- [WORK TO COMPLETE] Write the records below out in full, character for character, with no pictures.

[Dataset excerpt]
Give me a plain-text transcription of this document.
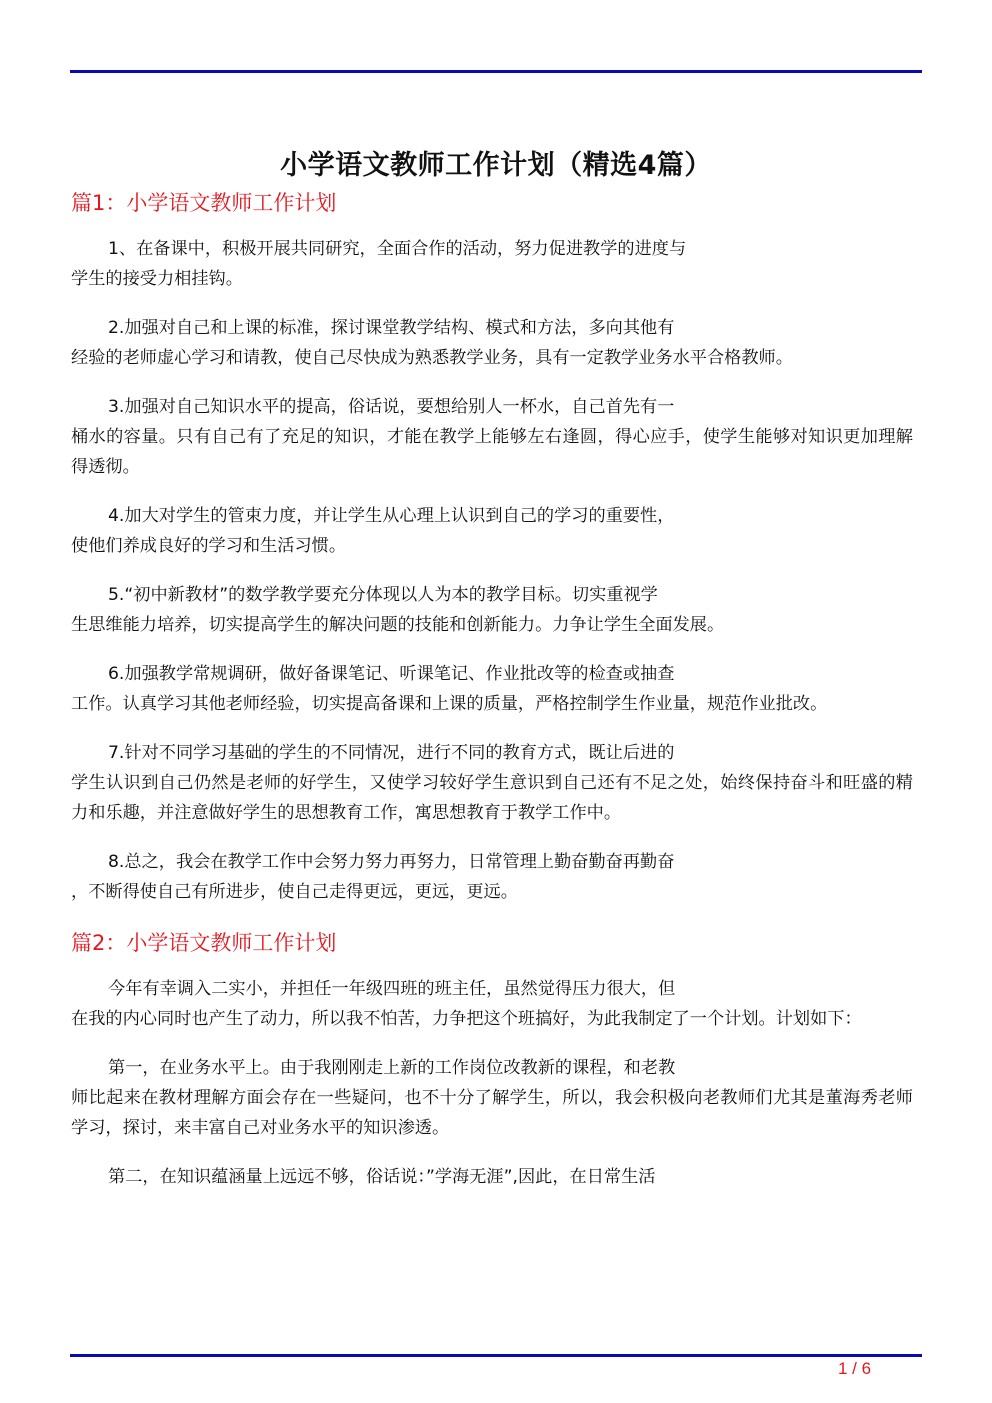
小学语文教师工作计划（精选4篇）
篇1：小学语文教师工作计划

1、在备课中，积极开展共同研究，全面合作的活动，努力促进教学的进度与
学生的接受力相挂钩。

2.加强对自己和上课的标准，探讨课堂教学结构、模式和方法，多向其他有
经验的老师虚心学习和请教，使自己尽快成为熟悉教学业务，具有一定教学业务水平合格教师。

3.加强对自己知识水平的提高，俗话说，要想给别人一杯水，自己首先有一
桶水的容量。只有自己有了充足的知识，才能在教学上能够左右逢圆，得心应手，使学生能够对知识更加理解得透彻。

4.加大对学生的管束力度，并让学生从心理上认识到自己的学习的重要性，
使他们养成良好的学习和生活习惯。

5.“初中新教材”的数学教学要充分体现以人为本的教学目标。切实重视学
生思维能力培养，切实提高学生的解决问题的技能和创新能力。力争让学生全面发展。

6.加强教学常规调研，做好备课笔记、听课笔记、作业批改等的检查或抽查
工作。认真学习其他老师经验，切实提高备课和上课的质量，严格控制学生作业量，规范作业批改。

7.针对不同学习基础的学生的不同情况，进行不同的教育方式，既让后进的
学生认识到自己仍然是老师的好学生，又使学习较好学生意识到自己还有不足之处，始终保持奋斗和旺盛的精力和乐趣，并注意做好学生的思想教育工作，寓思想教育于教学工作中。

8.总之，我会在教学工作中会努力努力再努力，日常管理上勤奋勤奋再勤奋
，不断得使自己有所进步，使自己走得更远，更远，更远。

篇2：小学语文教师工作计划

今年有幸调入二实小，并担任一年级四班的班主任，虽然觉得压力很大，但
在我的内心同时也产生了动力，所以我不怕苦，力争把这个班搞好，为此我制定了一个计划。计划如下：

第一，在业务水平上。由于我刚刚走上新的工作岗位改教新的课程，和老教
师比起来在教材理解方面会存在一些疑问，也不十分了解学生，所以，我会积极向老教师们尤其是董海秀老师学习，探讨，来丰富自己对业务水平的知识渗透。

第二，在知识蕴涵量上远远不够，俗话说：”学海无涯”,因此，在日常生活

1 / 6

- [SOLVED PROBLEM]
Give me a plain-text transcription of this document.
小学语文教师工作计划（精选4篇）
篇1：小学语文教师工作计划

1、在备课中，积极开展共同研究，全面合作的活动，努力促进教学的进度与
学生的接受力相挂钩。

2.加强对自己和上课的标准，探讨课堂教学结构、模式和方法，多向其他有
经验的老师虚心学习和请教，使自己尽快成为熟悉教学业务，具有一定教学业务水平合格教师。

3.加强对自己知识水平的提高，俗话说，要想给别人一杯水，自己首先有一
桶水的容量。只有自己有了充足的知识，才能在教学上能够左右逢圆，得心应手，使学生能够对知识更加理解得透彻。

4.加大对学生的管束力度，并让学生从心理上认识到自己的学习的重要性，
使他们养成良好的学习和生活习惯。

5.“初中新教材”的数学教学要充分体现以人为本的教学目标。切实重视学
生思维能力培养，切实提高学生的解决问题的技能和创新能力。力争让学生全面发展。

6.加强教学常规调研，做好备课笔记、听课笔记、作业批改等的检查或抽查
工作。认真学习其他老师经验，切实提高备课和上课的质量，严格控制学生作业量，规范作业批改。

7.针对不同学习基础的学生的不同情况，进行不同的教育方式，既让后进的
学生认识到自己仍然是老师的好学生，又使学习较好学生意识到自己还有不足之处，始终保持奋斗和旺盛的精力和乐趣，并注意做好学生的思想教育工作，寓思想教育于教学工作中。

8.总之，我会在教学工作中会努力努力再努力，日常管理上勤奋勤奋再勤奋
，不断得使自己有所进步，使自己走得更远，更远，更远。

篇2：小学语文教师工作计划

今年有幸调入二实小，并担任一年级四班的班主任，虽然觉得压力很大，但
在我的内心同时也产生了动力，所以我不怕苦，力争把这个班搞好，为此我制定了一个计划。计划如下：

第一，在业务水平上。由于我刚刚走上新的工作岗位改教新的课程，和老教
师比起来在教材理解方面会存在一些疑问，也不十分了解学生，所以，我会积极向老教师们尤其是董海秀老师学习，探讨，来丰富自己对业务水平的知识渗透。

第二，在知识蕴涵量上远远不够，俗话说：”学海无涯”,因此，在日常生活

1 / 6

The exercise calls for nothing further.